▸ OBJECTIVE: Reproduce the entries word for word, and omit any picture you find in them.

▸ RECORD LIST:
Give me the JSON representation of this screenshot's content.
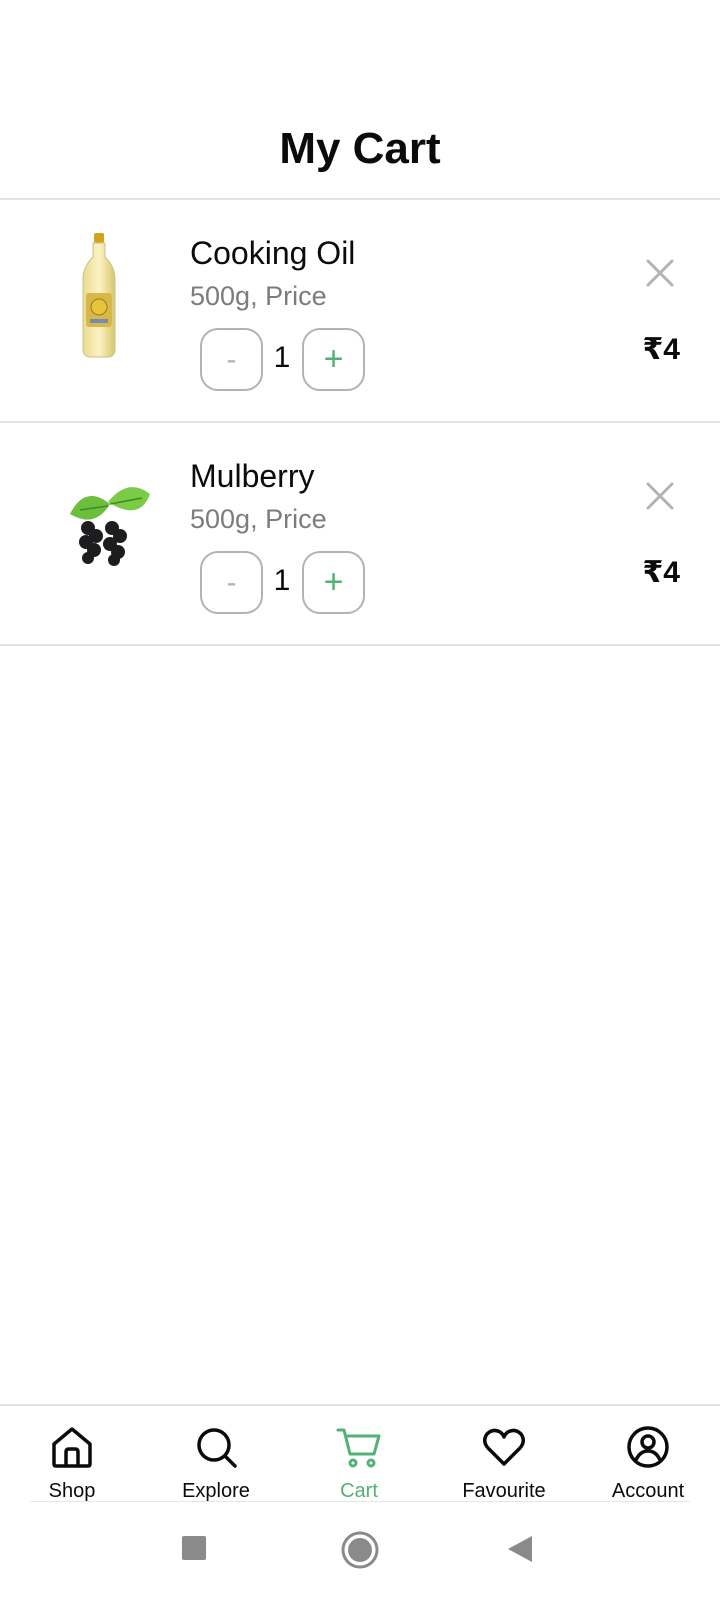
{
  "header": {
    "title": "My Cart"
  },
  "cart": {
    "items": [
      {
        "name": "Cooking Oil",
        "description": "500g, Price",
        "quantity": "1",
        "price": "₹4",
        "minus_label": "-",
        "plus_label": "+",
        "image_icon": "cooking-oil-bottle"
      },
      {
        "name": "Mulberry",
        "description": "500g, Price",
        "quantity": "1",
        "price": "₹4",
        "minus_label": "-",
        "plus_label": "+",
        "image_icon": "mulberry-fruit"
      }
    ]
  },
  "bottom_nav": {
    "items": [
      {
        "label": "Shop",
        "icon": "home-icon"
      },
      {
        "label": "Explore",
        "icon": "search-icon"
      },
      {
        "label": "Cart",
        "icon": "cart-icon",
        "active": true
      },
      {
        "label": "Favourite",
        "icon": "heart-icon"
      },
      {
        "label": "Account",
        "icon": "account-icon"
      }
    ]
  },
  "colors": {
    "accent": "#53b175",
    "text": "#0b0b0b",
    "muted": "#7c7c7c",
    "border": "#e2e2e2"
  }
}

▸ FINISHED ANSWER:
Give me the JSON representation of this screenshot's content.
{
  "header": {
    "title": "My Cart"
  },
  "cart": {
    "items": [
      {
        "name": "Cooking Oil",
        "description": "500g, Price",
        "quantity": "1",
        "price": "₹4",
        "minus_label": "-",
        "plus_label": "+",
        "image_icon": "cooking-oil-bottle"
      },
      {
        "name": "Mulberry",
        "description": "500g, Price",
        "quantity": "1",
        "price": "₹4",
        "minus_label": "-",
        "plus_label": "+",
        "image_icon": "mulberry-fruit"
      }
    ]
  },
  "bottom_nav": {
    "items": [
      {
        "label": "Shop",
        "icon": "home-icon"
      },
      {
        "label": "Explore",
        "icon": "search-icon"
      },
      {
        "label": "Cart",
        "icon": "cart-icon",
        "active": true
      },
      {
        "label": "Favourite",
        "icon": "heart-icon"
      },
      {
        "label": "Account",
        "icon": "account-icon"
      }
    ]
  },
  "colors": {
    "accent": "#53b175",
    "text": "#0b0b0b",
    "muted": "#7c7c7c",
    "border": "#e2e2e2"
  }
}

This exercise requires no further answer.